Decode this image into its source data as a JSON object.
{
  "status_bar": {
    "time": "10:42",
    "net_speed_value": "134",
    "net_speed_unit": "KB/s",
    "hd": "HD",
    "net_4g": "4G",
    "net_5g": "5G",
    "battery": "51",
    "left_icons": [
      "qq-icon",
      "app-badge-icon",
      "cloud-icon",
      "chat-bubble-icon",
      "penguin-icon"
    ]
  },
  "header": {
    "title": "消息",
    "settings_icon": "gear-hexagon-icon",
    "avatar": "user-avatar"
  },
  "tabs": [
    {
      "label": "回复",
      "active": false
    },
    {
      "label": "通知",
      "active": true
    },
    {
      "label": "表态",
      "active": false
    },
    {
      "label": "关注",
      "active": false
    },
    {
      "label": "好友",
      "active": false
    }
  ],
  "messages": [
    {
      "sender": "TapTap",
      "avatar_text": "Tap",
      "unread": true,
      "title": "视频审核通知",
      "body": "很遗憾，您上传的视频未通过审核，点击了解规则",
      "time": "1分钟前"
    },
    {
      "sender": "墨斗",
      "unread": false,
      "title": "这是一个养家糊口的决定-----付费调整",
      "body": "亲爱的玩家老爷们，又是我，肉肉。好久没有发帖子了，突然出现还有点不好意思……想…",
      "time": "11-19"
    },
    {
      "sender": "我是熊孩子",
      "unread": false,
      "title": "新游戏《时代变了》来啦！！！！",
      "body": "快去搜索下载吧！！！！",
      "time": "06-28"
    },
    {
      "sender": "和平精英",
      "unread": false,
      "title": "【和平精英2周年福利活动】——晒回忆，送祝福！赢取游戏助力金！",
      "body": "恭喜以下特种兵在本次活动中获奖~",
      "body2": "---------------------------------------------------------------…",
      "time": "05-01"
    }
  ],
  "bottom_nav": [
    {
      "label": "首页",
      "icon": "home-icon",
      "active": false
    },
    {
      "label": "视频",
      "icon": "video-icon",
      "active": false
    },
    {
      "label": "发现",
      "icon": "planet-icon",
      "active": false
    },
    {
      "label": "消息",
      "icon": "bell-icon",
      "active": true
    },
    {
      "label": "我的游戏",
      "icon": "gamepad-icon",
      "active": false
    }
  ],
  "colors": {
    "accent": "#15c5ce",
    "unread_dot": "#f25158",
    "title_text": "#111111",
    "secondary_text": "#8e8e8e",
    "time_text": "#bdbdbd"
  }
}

• • •

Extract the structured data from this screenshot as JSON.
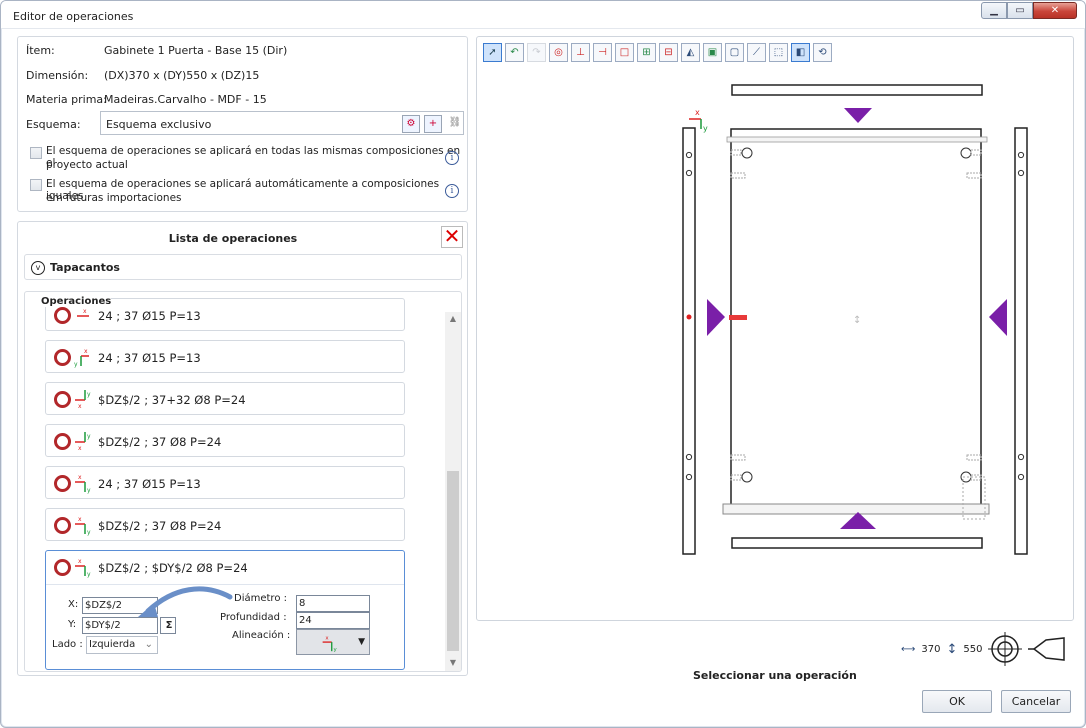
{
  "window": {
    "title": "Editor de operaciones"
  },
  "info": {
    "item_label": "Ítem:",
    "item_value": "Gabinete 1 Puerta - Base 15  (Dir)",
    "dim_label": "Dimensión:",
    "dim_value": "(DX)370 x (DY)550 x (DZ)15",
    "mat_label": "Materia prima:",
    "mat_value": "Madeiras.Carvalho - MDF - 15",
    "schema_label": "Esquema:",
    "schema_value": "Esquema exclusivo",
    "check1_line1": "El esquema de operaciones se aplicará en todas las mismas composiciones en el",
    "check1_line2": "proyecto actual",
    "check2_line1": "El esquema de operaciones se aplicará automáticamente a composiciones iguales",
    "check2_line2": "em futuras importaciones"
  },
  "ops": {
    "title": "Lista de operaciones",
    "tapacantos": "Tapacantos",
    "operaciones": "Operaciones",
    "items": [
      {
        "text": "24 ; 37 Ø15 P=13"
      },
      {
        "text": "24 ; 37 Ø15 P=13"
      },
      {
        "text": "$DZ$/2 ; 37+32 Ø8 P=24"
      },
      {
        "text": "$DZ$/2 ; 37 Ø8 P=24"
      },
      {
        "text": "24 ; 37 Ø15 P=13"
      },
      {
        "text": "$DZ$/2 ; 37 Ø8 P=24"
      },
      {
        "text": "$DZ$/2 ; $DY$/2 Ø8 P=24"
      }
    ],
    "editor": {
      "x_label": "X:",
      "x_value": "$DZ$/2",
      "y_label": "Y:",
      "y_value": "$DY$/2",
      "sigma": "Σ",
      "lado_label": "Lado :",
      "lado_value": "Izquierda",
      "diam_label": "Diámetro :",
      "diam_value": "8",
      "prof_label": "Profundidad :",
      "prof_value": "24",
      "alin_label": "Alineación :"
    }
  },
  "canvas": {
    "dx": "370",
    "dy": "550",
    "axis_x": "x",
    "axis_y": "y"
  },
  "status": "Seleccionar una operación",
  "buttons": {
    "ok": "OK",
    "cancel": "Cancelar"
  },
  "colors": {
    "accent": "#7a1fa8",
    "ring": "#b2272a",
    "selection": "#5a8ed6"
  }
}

• • •

What is the number of lines in the data above that include the word "operaciones"? Answer with that number only.

_Solution for this task_
5